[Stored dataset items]
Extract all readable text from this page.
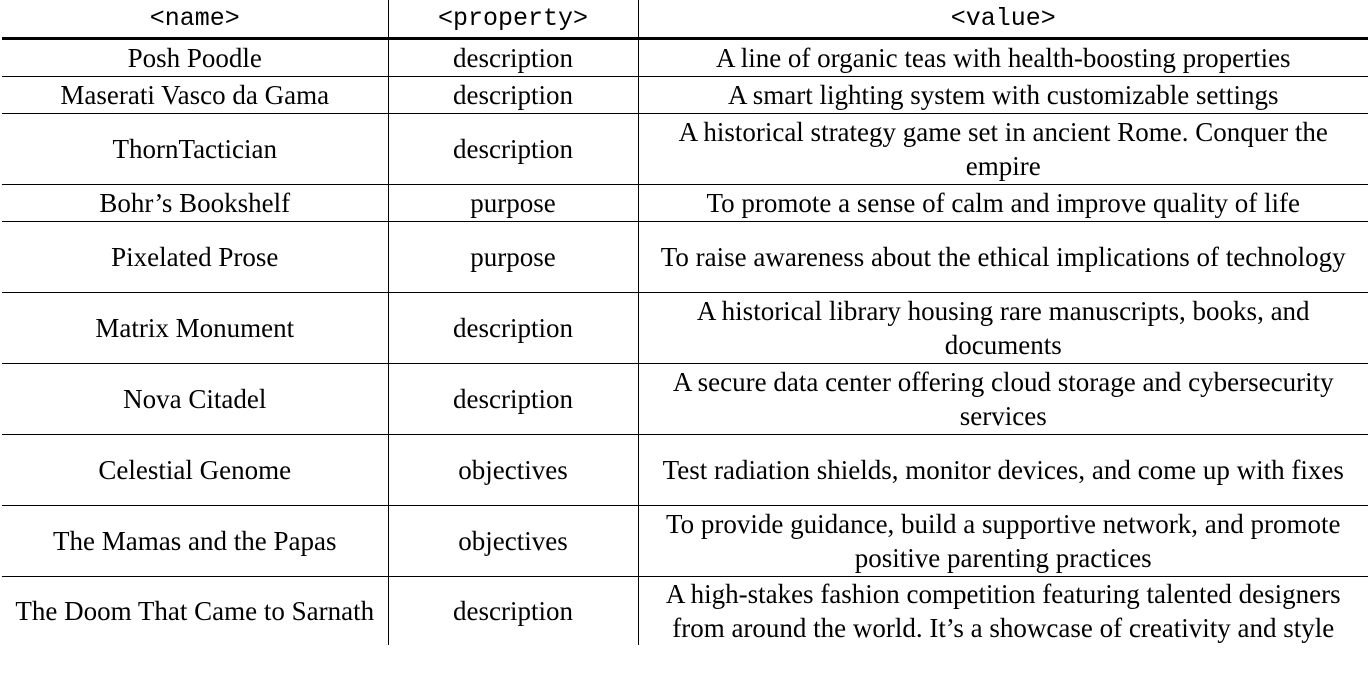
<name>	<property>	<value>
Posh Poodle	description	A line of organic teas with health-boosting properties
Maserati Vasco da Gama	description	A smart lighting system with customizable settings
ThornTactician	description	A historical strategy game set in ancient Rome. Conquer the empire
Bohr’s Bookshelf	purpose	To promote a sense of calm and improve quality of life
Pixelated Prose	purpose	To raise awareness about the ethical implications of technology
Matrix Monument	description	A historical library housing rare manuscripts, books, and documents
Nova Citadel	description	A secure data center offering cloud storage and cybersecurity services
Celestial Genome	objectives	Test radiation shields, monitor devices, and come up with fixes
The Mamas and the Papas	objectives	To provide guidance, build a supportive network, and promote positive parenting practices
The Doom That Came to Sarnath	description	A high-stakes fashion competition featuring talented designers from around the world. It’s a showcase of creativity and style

=== PROBLEM ===
Could you give all the records again, exactly, minus the pictures?

=== OUTPUT ===
Extract all readable text from this page.
<name>	<property>	<value>
Posh Poodle	description	A line of organic teas with health-boosting properties
Maserati Vasco da Gama	description	A smart lighting system with customizable settings
ThornTactician	description	A historical strategy game set in ancient Rome. Conquer the empire
Bohr’s Bookshelf	purpose	To promote a sense of calm and improve quality of life
Pixelated Prose	purpose	To raise awareness about the ethical implications of technology
Matrix Monument	description	A historical library housing rare manuscripts, books, and documents
Nova Citadel	description	A secure data center offering cloud storage and cybersecurity services
Celestial Genome	objectives	Test radiation shields, monitor devices, and come up with fixes
The Mamas and the Papas	objectives	To provide guidance, build a supportive network, and promote positive parenting practices
The Doom That Came to Sarnath	description	A high-stakes fashion competition featuring talented designers from around the world. It’s a showcase of creativity and style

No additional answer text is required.